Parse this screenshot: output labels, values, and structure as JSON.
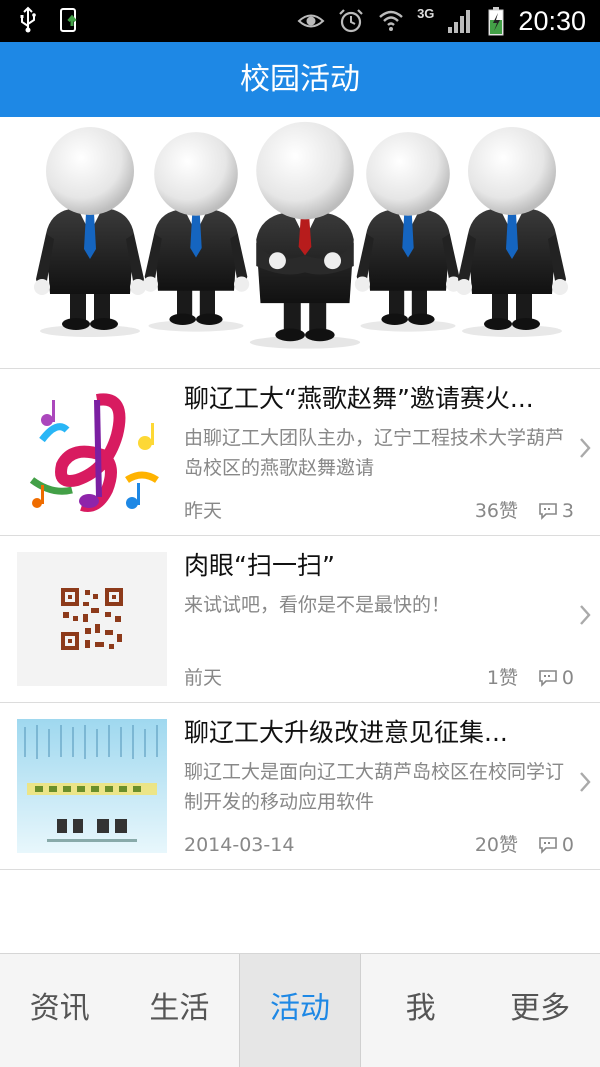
{
  "status_bar": {
    "time": "20:30",
    "network": "3G",
    "icons": [
      "usb-icon",
      "phone-update-icon",
      "eye-icon",
      "alarm-icon",
      "wifi-icon",
      "signal-icon",
      "battery-charging-icon"
    ]
  },
  "header": {
    "title": "校园活动"
  },
  "banner": {
    "image": "business-people-figures"
  },
  "items": [
    {
      "title": "聊辽工大“燕歌赵舞”邀请赛火...",
      "desc": "由聊辽工大团队主办，辽宁工程技术大学葫芦岛校区的燕歌赵舞邀请",
      "date": "昨天",
      "likes": "36赞",
      "comments": "3",
      "thumb": "music-notes"
    },
    {
      "title": "肉眼“扫一扫”",
      "desc": "来试试吧，看你是不是最快的！",
      "date": "前天",
      "likes": "1赞",
      "comments": "0",
      "thumb": "qr-code"
    },
    {
      "title": "聊辽工大升级改进意见征集...",
      "desc": "聊辽工大是面向辽工大葫芦岛校区在校同学订制开发的移动应用软件",
      "date": "2014-03-14",
      "likes": "20赞",
      "comments": "0",
      "thumb": "calligraphy-poster"
    }
  ],
  "bottom_nav": {
    "tabs": [
      {
        "label": "资讯"
      },
      {
        "label": "生活"
      },
      {
        "label": "活动"
      },
      {
        "label": "我"
      },
      {
        "label": "更多"
      }
    ],
    "active_index": 2
  },
  "colors": {
    "accent": "#1e88e5",
    "statusbar": "#000000",
    "muted_text": "#888888"
  }
}
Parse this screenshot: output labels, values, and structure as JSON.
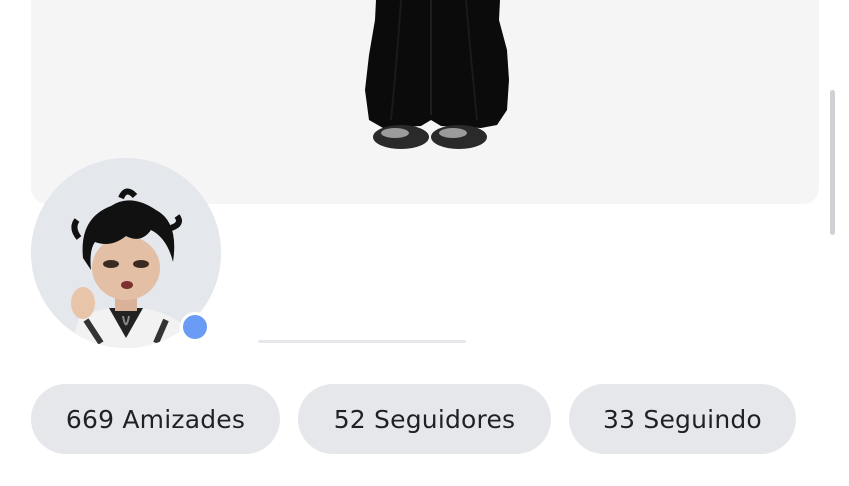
{
  "profile": {
    "stats": [
      {
        "label": "669 Amizades"
      },
      {
        "label": "52 Seguidores"
      },
      {
        "label": "33 Seguindo"
      }
    ],
    "presence_color": "#6a9cf5",
    "icons": {
      "fullbody": "avatar-fullbody-image",
      "headshot": "avatar-headshot-image",
      "presence": "online-presence-dot"
    }
  }
}
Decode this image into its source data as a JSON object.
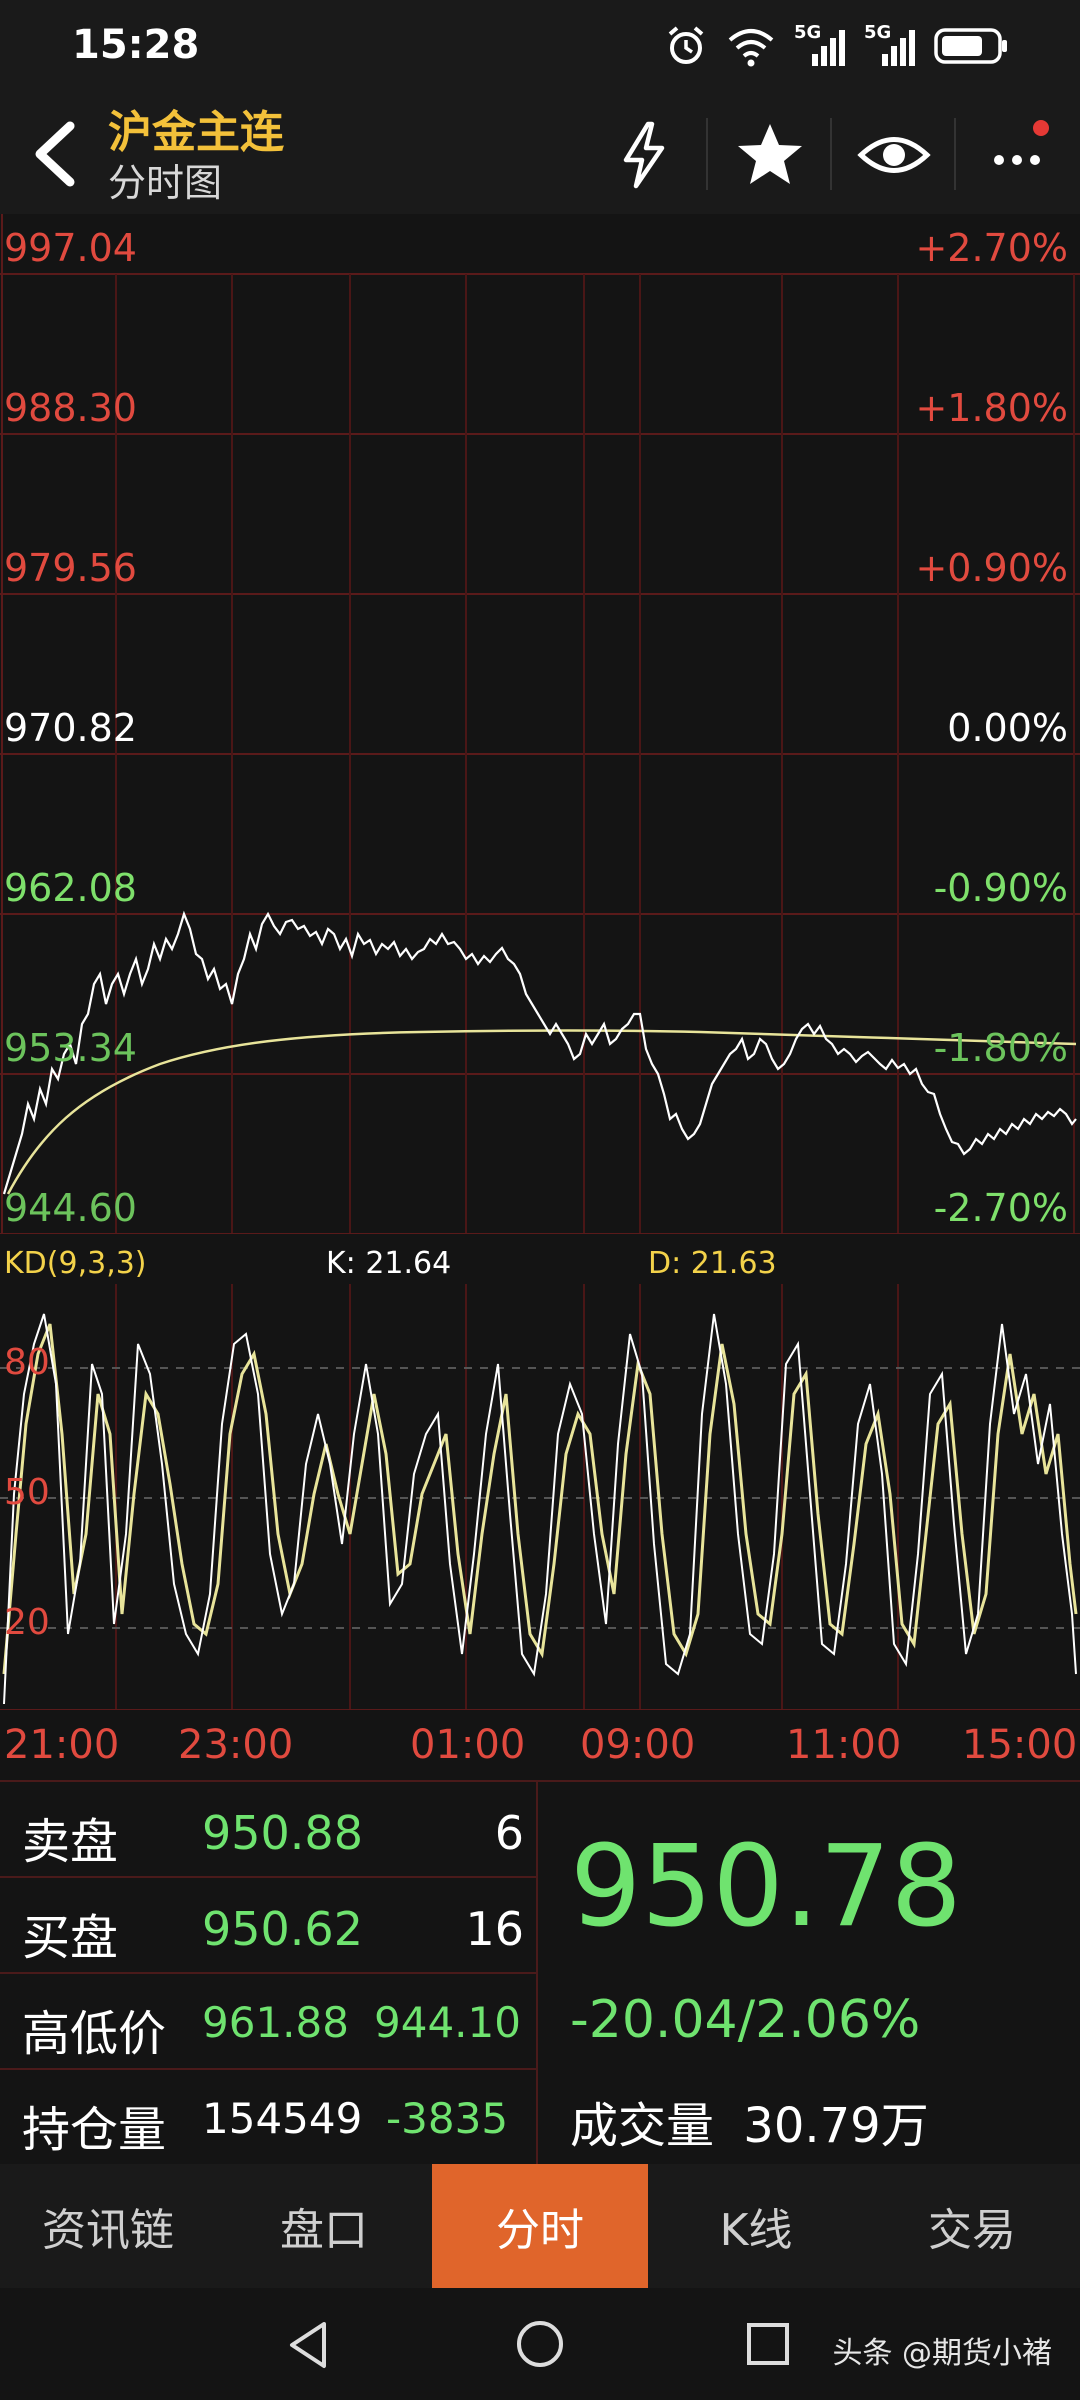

____________

Copy the listing exactly. Any image in it stays out of the copy.

Parse this screenshot: output labels, values, and structure as JSON.
{
  "status_bar": {
    "time": "20:30",
    "network": "3G",
    "icons": [
      "usb-icon",
      "phone-update-icon",
      "eye-icon",
      "alarm-icon",
      "wifi-icon",
      "signal-icon",
      "battery-charging-icon"
    ]
  },
  "header": {
    "title": "校园活动"
  },
  "banner": {
    "image": "business-people-figures"
  },
  "items": [
    {
      "title": "聊辽工大“燕歌赵舞”邀请赛火...",
      "desc": "由聊辽工大团队主办，辽宁工程技术大学葫芦岛校区的燕歌赵舞邀请",
      "date": "昨天",
      "likes": "36赞",
      "comments": "3",
      "thumb": "music-notes"
    },
    {
      "title": "肉眼“扫一扫”",
      "desc": "来试试吧，看你是不是最快的！",
      "date": "前天",
      "likes": "1赞",
      "comments": "0",
      "thumb": "qr-code"
    },
    {
      "title": "聊辽工大升级改进意见征集...",
      "desc": "聊辽工大是面向辽工大葫芦岛校区在校同学订制开发的移动应用软件",
      "date": "2014-03-14",
      "likes": "20赞",
      "comments": "0",
      "thumb": "calligraphy-poster"
    }
  ],
  "bottom_nav": {
    "tabs": [
      {
        "label": "资讯"
      },
      {
        "label": "生活"
      },
      {
        "label": "活动"
      },
      {
        "label": "我"
      },
      {
        "label": "更多"
      }
    ],
    "active_index": 2
  },
  "colors": {
    "accent": "#1e88e5",
    "statusbar": "#000000",
    "muted_text": "#888888"
  }
}
Parse this screenshot: output labels, values, and structure as JSON.
{
  "profile": {
    "stats": [
      {
        "label": "669 Amizades"
      },
      {
        "label": "52 Seguidores"
      },
      {
        "label": "33 Seguindo"
      }
    ],
    "presence_color": "#6a9cf5",
    "icons": {
      "fullbody": "avatar-fullbody-image",
      "headshot": "avatar-headshot-image",
      "presence": "online-presence-dot"
    }
  }
}
Decode this image into its source data as a JSON object.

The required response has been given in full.